> _Aim of the exercise_
From the entries that follow, copy every line with the word "JSON".

> _Supplied material_
*** Begin section ***

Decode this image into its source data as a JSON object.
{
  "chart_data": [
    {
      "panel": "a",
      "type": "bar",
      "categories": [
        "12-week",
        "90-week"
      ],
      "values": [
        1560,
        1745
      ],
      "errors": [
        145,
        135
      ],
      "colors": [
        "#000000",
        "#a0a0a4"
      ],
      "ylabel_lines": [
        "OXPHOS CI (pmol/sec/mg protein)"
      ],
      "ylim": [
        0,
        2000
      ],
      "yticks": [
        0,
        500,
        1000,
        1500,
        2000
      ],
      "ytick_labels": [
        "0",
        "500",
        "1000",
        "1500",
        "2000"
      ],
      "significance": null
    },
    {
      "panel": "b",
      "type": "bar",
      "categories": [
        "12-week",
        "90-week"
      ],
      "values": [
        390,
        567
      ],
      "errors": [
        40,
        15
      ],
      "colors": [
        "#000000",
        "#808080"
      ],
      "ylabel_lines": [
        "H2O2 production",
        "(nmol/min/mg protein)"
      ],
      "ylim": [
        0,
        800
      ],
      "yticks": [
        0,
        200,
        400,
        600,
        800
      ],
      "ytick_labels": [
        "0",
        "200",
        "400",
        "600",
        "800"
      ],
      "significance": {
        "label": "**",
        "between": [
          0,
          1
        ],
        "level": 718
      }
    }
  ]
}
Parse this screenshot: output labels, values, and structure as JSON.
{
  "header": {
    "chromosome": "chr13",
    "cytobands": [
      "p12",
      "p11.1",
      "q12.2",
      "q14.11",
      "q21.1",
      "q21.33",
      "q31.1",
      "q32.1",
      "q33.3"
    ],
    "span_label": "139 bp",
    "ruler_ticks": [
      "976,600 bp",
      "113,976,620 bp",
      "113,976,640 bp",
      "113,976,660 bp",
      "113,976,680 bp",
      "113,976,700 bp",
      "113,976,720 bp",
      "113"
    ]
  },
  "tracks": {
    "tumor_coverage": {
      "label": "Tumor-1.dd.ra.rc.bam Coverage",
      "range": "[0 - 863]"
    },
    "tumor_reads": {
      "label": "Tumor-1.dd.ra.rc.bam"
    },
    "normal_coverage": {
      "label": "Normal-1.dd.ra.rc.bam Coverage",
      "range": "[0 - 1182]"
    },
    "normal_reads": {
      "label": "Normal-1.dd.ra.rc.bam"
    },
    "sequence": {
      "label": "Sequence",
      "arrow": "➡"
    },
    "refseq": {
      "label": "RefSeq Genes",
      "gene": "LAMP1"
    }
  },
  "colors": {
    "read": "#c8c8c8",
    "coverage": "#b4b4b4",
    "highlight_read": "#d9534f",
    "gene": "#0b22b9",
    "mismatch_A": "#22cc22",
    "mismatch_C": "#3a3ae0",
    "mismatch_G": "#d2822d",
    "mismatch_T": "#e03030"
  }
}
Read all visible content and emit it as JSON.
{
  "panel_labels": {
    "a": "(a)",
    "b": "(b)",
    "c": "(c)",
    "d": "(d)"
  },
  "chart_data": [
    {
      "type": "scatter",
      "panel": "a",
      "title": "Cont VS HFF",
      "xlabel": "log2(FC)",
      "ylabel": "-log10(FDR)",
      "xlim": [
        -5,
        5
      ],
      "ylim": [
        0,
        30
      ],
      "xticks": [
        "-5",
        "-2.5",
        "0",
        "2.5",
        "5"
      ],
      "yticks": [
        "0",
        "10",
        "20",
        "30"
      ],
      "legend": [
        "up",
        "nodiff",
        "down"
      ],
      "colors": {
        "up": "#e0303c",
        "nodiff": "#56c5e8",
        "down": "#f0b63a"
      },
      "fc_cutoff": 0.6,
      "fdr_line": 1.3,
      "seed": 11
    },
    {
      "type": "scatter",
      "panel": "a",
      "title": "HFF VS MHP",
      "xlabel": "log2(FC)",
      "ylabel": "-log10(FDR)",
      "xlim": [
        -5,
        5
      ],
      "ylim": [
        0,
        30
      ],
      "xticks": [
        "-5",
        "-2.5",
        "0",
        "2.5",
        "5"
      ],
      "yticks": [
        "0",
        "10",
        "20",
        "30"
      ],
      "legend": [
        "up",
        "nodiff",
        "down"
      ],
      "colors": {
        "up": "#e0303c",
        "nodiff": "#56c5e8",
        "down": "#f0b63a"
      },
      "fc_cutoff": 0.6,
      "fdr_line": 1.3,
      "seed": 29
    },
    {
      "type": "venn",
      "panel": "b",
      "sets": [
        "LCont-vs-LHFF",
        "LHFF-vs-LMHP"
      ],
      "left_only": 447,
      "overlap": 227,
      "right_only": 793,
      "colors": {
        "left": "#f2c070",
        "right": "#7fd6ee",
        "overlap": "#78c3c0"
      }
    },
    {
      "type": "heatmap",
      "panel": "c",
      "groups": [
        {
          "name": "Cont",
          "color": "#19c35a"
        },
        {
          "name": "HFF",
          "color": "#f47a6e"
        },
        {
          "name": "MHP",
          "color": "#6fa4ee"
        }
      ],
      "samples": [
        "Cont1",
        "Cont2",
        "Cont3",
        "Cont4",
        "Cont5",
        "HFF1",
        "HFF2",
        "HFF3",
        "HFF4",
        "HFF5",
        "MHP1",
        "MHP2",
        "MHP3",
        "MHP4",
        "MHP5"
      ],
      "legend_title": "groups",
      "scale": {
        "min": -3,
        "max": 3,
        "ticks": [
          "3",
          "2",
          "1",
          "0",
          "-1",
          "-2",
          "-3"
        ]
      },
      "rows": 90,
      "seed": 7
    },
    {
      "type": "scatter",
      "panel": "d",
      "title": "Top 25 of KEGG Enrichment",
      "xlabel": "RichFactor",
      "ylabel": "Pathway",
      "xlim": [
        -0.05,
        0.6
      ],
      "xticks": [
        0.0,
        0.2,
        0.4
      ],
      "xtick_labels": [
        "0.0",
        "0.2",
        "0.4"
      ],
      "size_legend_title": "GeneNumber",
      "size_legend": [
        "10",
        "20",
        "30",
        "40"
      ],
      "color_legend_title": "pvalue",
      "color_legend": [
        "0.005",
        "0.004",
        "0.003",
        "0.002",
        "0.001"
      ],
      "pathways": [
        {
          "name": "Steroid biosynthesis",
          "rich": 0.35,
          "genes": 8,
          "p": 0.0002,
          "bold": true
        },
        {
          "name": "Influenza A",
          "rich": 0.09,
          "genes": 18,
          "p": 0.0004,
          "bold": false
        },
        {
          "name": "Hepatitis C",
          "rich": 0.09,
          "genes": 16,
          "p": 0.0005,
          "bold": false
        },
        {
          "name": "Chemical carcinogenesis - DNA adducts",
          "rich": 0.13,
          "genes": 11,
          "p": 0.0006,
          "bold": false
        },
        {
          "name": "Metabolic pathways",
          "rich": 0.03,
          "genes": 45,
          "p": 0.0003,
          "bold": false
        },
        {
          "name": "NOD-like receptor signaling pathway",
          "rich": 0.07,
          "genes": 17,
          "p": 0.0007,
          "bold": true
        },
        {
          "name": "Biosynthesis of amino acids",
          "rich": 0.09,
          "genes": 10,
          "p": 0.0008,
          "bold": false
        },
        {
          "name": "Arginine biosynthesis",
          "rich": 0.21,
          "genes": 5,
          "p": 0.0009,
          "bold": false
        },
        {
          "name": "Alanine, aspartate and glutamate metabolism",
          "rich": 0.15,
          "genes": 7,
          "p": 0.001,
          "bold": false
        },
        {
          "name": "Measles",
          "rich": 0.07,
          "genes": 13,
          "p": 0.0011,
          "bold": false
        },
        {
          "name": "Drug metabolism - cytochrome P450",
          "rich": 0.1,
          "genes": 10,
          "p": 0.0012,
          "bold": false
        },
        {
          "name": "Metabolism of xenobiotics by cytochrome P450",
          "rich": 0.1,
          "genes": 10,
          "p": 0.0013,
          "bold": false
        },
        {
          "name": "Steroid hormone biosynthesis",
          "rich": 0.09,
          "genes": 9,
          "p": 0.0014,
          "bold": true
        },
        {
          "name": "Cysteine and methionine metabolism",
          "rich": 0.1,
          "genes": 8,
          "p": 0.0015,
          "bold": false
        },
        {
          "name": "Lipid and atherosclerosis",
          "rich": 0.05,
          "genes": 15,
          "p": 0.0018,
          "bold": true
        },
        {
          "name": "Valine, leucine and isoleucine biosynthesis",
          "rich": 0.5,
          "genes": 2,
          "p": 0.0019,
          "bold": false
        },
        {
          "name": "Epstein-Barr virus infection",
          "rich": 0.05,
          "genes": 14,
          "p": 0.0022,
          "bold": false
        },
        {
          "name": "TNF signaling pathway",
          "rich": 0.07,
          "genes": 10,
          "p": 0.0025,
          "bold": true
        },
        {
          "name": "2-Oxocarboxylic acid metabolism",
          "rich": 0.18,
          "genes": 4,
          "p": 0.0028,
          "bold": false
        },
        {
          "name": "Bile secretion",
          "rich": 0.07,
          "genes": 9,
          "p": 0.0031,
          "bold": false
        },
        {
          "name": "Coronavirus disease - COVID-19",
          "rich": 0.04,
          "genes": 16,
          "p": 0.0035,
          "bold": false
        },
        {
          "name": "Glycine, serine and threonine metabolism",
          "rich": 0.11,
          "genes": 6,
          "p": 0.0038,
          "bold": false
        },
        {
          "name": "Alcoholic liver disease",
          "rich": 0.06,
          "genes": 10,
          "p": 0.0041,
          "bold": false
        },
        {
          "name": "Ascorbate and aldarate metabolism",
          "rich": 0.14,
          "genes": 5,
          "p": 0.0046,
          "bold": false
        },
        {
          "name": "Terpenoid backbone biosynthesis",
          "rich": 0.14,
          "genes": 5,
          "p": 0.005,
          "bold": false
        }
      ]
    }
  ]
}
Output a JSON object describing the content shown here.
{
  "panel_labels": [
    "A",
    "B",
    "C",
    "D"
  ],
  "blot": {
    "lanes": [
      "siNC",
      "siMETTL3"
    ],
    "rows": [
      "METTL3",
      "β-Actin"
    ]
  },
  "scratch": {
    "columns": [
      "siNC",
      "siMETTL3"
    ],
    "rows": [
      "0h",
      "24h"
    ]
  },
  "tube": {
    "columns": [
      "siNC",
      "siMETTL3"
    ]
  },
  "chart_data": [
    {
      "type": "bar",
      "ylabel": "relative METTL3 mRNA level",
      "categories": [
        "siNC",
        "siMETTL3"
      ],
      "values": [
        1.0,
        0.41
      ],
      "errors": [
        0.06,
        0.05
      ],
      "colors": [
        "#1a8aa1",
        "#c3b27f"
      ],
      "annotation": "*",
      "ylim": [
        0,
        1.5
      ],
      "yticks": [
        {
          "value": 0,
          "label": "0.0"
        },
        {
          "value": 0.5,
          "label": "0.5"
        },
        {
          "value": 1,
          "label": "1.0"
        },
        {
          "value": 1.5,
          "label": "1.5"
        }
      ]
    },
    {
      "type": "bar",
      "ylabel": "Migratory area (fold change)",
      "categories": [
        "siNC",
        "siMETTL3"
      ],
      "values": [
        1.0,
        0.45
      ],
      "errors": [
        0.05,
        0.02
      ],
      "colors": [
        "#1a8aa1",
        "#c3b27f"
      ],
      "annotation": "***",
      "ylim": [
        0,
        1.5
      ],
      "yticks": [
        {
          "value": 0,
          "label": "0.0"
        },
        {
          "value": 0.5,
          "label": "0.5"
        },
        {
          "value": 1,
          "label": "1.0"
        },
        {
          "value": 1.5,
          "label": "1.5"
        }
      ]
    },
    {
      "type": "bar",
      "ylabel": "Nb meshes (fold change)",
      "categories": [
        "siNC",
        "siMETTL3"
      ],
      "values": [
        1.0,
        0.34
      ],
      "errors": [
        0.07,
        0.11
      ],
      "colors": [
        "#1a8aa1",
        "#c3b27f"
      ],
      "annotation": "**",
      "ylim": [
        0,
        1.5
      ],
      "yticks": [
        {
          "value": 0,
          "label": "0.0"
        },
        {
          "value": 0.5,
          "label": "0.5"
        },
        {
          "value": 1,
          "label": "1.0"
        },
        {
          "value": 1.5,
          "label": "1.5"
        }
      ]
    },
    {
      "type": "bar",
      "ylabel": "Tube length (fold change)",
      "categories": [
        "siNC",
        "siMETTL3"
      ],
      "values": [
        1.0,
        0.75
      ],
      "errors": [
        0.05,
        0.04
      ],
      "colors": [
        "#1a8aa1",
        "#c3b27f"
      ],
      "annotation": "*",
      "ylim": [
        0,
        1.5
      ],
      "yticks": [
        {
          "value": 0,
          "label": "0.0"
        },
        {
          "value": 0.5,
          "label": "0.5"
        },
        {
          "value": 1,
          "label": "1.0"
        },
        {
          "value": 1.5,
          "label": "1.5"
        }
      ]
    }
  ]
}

*** End section ***

> _Result for this exercise_
Decode this image into its source data as a JSON object.
Parse this screenshot: output labels, values, and structure as JSON.
Read all visible content and emit it as JSON.
Output a JSON object describing the content shown here.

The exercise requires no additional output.